## DATASET ENTRIES
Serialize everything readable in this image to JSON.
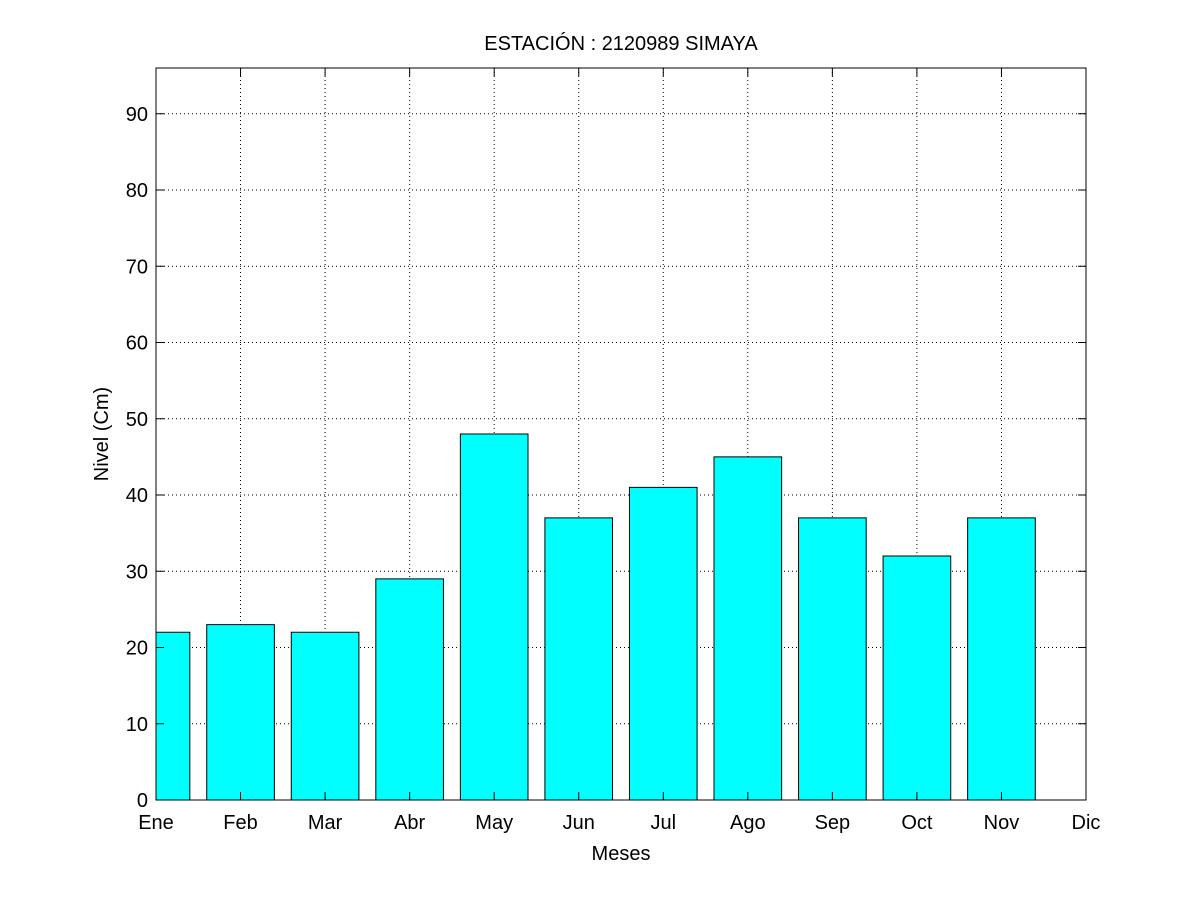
{
  "chart_data": {
    "type": "bar",
    "title": "ESTACIÓN :  2120989  SIMAYA",
    "xlabel": "Meses",
    "ylabel": "Nivel (Cm)",
    "categories": [
      "Ene",
      "Feb",
      "Mar",
      "Abr",
      "May",
      "Jun",
      "Jul",
      "Ago",
      "Sep",
      "Oct",
      "Nov",
      "Dic"
    ],
    "values": [
      22,
      23,
      22,
      29,
      48,
      37,
      41,
      45,
      37,
      32,
      37,
      null
    ],
    "ylim": [
      0,
      96
    ],
    "xlim": [
      1,
      12
    ],
    "yticks": [
      0,
      10,
      20,
      30,
      40,
      50,
      60,
      70,
      80,
      90
    ],
    "grid": true,
    "bar_color": "#00FFFF"
  }
}
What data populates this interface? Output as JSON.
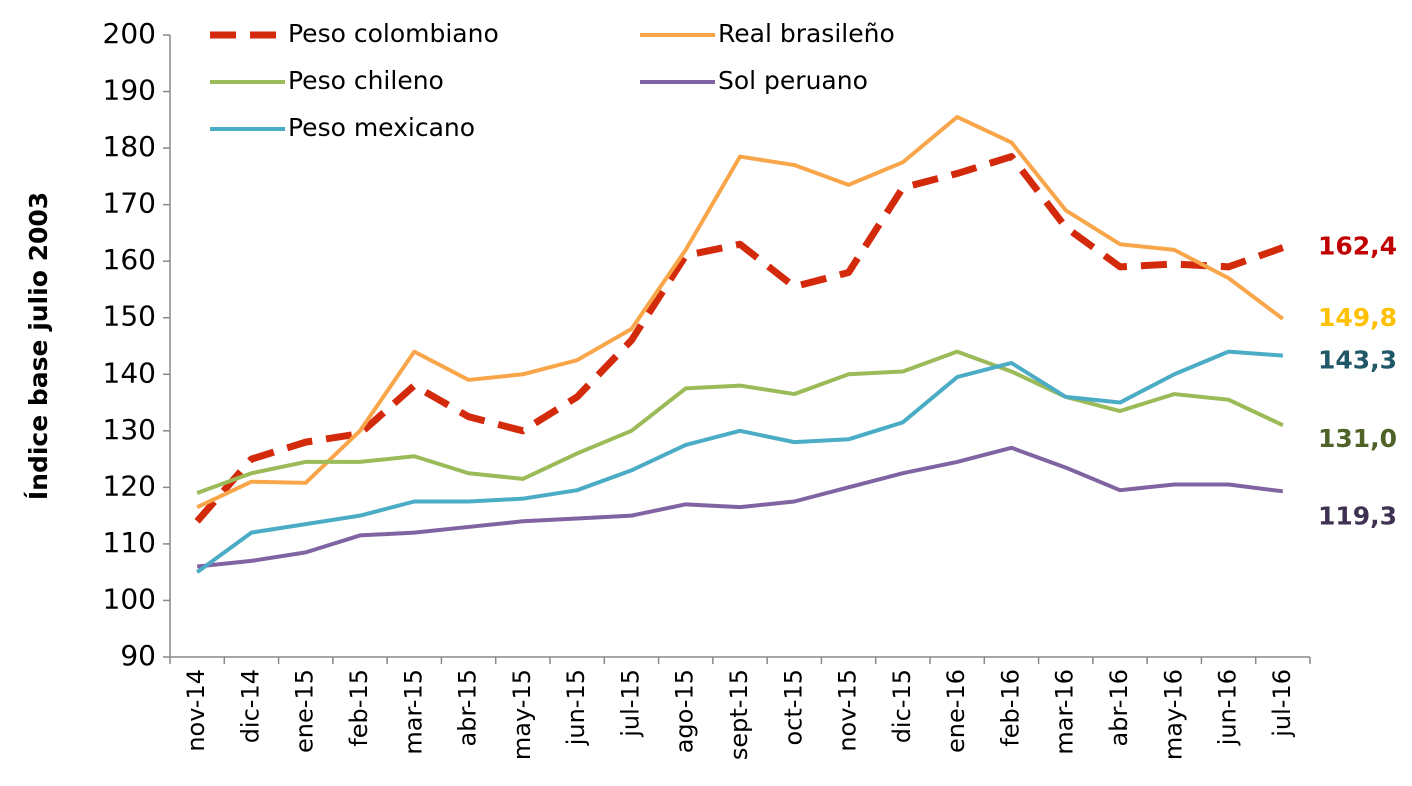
{
  "chart_data": {
    "type": "line",
    "y_label": "Índice base julio 2003",
    "categories": [
      "nov-14",
      "dic-14",
      "ene-15",
      "feb-15",
      "mar-15",
      "abr-15",
      "may-15",
      "jun-15",
      "jul-15",
      "ago-15",
      "sept-15",
      "oct-15",
      "nov-15",
      "dic-15",
      "ene-16",
      "feb-16",
      "mar-16",
      "abr-16",
      "may-16",
      "jun-16",
      "jul-16"
    ],
    "ylim": [
      90,
      200
    ],
    "yticks": [
      90,
      100,
      110,
      120,
      130,
      140,
      150,
      160,
      170,
      180,
      190,
      200
    ],
    "series": [
      {
        "name": "Peso colombiano",
        "color": "#d42a0c",
        "dash": true,
        "label_color": "#c00000",
        "values": [
          114,
          125,
          128,
          129.5,
          138,
          132.5,
          130,
          136,
          146,
          161,
          163,
          155.5,
          158,
          173,
          175.5,
          178.5,
          166,
          159,
          159.5,
          159,
          162.4
        ],
        "value_labels": [
          null,
          null,
          null,
          null,
          null,
          null,
          null,
          null,
          null,
          null,
          null,
          null,
          null,
          null,
          null,
          null,
          null,
          null,
          null,
          null,
          "162,4"
        ]
      },
      {
        "name": "Real brasileño",
        "color": "#f9a64a",
        "dash": false,
        "label_color": "#ffc000",
        "values": [
          116.5,
          121,
          120.8,
          130,
          144,
          139,
          140,
          142.5,
          148,
          162,
          178.5,
          177,
          173.5,
          177.5,
          185.5,
          181,
          169,
          163,
          162,
          157,
          149.8
        ],
        "value_labels": [
          null,
          null,
          null,
          null,
          null,
          null,
          null,
          null,
          null,
          null,
          null,
          null,
          null,
          null,
          null,
          null,
          null,
          null,
          null,
          null,
          "149,8"
        ]
      },
      {
        "name": "Peso chileno",
        "color": "#9bbb59",
        "dash": false,
        "label_color": "#4f6228",
        "values": [
          119,
          122.5,
          124.5,
          124.5,
          125.5,
          122.5,
          121.5,
          126,
          130,
          137.5,
          138,
          136.5,
          140,
          140.5,
          144,
          140.5,
          136,
          133.5,
          136.5,
          135.5,
          131.0
        ],
        "value_labels": [
          null,
          null,
          null,
          null,
          null,
          null,
          null,
          null,
          null,
          null,
          null,
          null,
          null,
          null,
          null,
          null,
          null,
          null,
          null,
          null,
          "131,0"
        ]
      },
      {
        "name": "Sol peruano",
        "color": "#8064a2",
        "dash": false,
        "label_color": "#3f3151",
        "values": [
          106,
          107,
          108.5,
          111.5,
          112,
          113,
          114,
          114.5,
          115,
          117,
          116.5,
          117.5,
          120,
          122.5,
          124.5,
          127,
          123.5,
          119.5,
          120.5,
          120.5,
          119.3
        ],
        "value_labels": [
          null,
          null,
          null,
          null,
          null,
          null,
          null,
          null,
          null,
          null,
          null,
          null,
          null,
          null,
          null,
          null,
          null,
          null,
          null,
          null,
          "119,3"
        ]
      },
      {
        "name": "Peso mexicano",
        "color": "#4bacc6",
        "dash": false,
        "label_color": "#215868",
        "values": [
          105,
          112,
          113.5,
          115,
          117.5,
          117.5,
          118,
          119.5,
          123,
          127.5,
          130,
          128,
          128.5,
          131.5,
          139.5,
          142,
          136,
          135,
          140,
          144,
          143.3
        ],
        "value_labels": [
          null,
          null,
          null,
          null,
          null,
          null,
          null,
          null,
          null,
          null,
          null,
          null,
          null,
          null,
          null,
          null,
          null,
          null,
          null,
          null,
          "143,3"
        ]
      }
    ]
  }
}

## JOB
Isolate the lines above that contain the word "JSON" and copy them.

## TASK ANSWER
Serialize everything readable in this image to JSON.
What data populates this interface? Output as JSON.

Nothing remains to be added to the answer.